[GOAL] Copy out every line that contains "กทาย".

Lines of data
- - -

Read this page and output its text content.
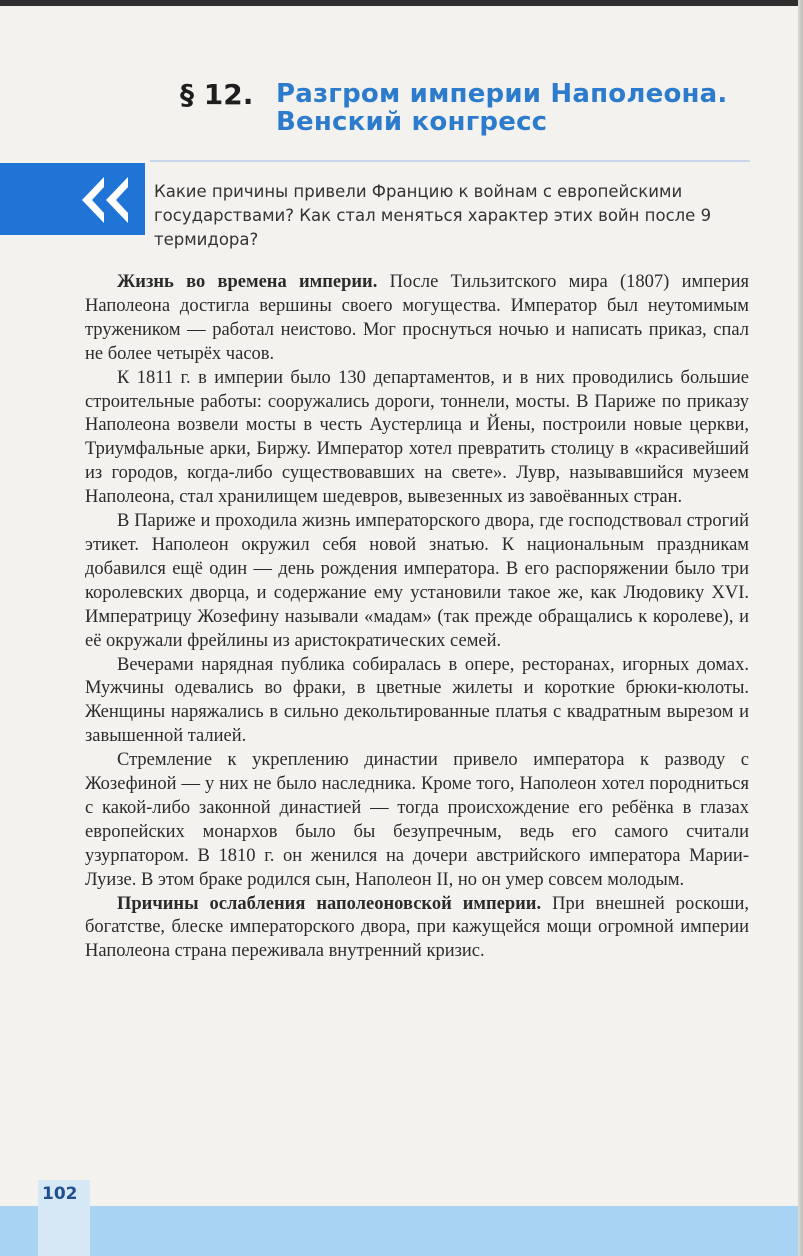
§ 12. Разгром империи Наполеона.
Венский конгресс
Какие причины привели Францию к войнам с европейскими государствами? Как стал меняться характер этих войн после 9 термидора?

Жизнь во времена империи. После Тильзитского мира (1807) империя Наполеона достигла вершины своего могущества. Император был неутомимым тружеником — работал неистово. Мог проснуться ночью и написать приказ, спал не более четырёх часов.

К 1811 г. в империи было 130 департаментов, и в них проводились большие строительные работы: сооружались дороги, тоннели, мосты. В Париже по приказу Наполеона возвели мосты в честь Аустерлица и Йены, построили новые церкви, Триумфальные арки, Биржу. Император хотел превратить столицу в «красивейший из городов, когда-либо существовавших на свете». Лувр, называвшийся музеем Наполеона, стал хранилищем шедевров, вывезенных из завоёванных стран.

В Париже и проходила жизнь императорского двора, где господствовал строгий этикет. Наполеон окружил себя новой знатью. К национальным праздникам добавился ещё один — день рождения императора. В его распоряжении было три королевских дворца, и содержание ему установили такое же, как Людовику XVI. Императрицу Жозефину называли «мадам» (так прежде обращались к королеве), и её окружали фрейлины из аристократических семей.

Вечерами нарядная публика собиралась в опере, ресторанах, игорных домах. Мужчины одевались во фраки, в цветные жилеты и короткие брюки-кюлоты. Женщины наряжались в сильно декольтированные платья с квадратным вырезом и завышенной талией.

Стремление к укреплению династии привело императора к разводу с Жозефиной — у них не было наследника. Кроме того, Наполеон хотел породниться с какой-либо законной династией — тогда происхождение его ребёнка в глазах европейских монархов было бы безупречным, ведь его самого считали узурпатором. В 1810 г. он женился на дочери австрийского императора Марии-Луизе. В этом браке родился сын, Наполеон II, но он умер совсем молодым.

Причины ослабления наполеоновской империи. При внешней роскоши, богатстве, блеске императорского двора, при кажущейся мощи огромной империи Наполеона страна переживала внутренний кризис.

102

- - -

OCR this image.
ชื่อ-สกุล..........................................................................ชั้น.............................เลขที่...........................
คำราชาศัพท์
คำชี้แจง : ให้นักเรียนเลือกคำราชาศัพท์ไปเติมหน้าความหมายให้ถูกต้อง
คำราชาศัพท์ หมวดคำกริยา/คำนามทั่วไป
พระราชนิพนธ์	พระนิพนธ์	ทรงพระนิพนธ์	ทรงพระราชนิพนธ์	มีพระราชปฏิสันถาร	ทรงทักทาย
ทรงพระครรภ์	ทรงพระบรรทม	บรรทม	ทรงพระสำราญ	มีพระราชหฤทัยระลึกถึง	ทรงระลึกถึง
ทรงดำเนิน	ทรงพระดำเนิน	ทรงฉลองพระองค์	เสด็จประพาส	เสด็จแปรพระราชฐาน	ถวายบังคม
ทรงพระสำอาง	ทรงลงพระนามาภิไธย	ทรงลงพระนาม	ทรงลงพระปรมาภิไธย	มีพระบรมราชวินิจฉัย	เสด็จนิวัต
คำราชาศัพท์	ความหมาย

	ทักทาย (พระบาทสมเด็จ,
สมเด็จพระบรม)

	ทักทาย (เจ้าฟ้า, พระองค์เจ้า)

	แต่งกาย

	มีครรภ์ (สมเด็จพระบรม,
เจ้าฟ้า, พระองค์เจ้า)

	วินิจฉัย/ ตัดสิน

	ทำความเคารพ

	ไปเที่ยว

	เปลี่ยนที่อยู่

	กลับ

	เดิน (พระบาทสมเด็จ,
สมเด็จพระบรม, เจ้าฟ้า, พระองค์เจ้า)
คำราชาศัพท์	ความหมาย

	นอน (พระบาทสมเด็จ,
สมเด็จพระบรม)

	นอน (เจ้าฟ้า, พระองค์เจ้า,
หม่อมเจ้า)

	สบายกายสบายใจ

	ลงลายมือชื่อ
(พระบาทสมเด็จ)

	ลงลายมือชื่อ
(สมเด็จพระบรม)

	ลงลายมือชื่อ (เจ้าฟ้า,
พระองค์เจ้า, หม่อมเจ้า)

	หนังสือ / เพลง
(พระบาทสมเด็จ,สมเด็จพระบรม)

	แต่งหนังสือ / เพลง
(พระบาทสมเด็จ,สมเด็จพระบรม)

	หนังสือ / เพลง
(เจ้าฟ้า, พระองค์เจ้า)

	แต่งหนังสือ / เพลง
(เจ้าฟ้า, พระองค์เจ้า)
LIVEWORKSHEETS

- - -

[RESULT FOR THIS TASK]
พระราชนิพนธ์	พระนิพนธ์	ทรงพระนิพนธ์	ทรงพระราชนิพนธ์	มีพระราชปฏิสันถาร	ทรงทักทาย
	ทักทาย (พระบาทสมเด็จ,
	ทักทาย (เจ้าฟ้า, พระองค์เจ้า)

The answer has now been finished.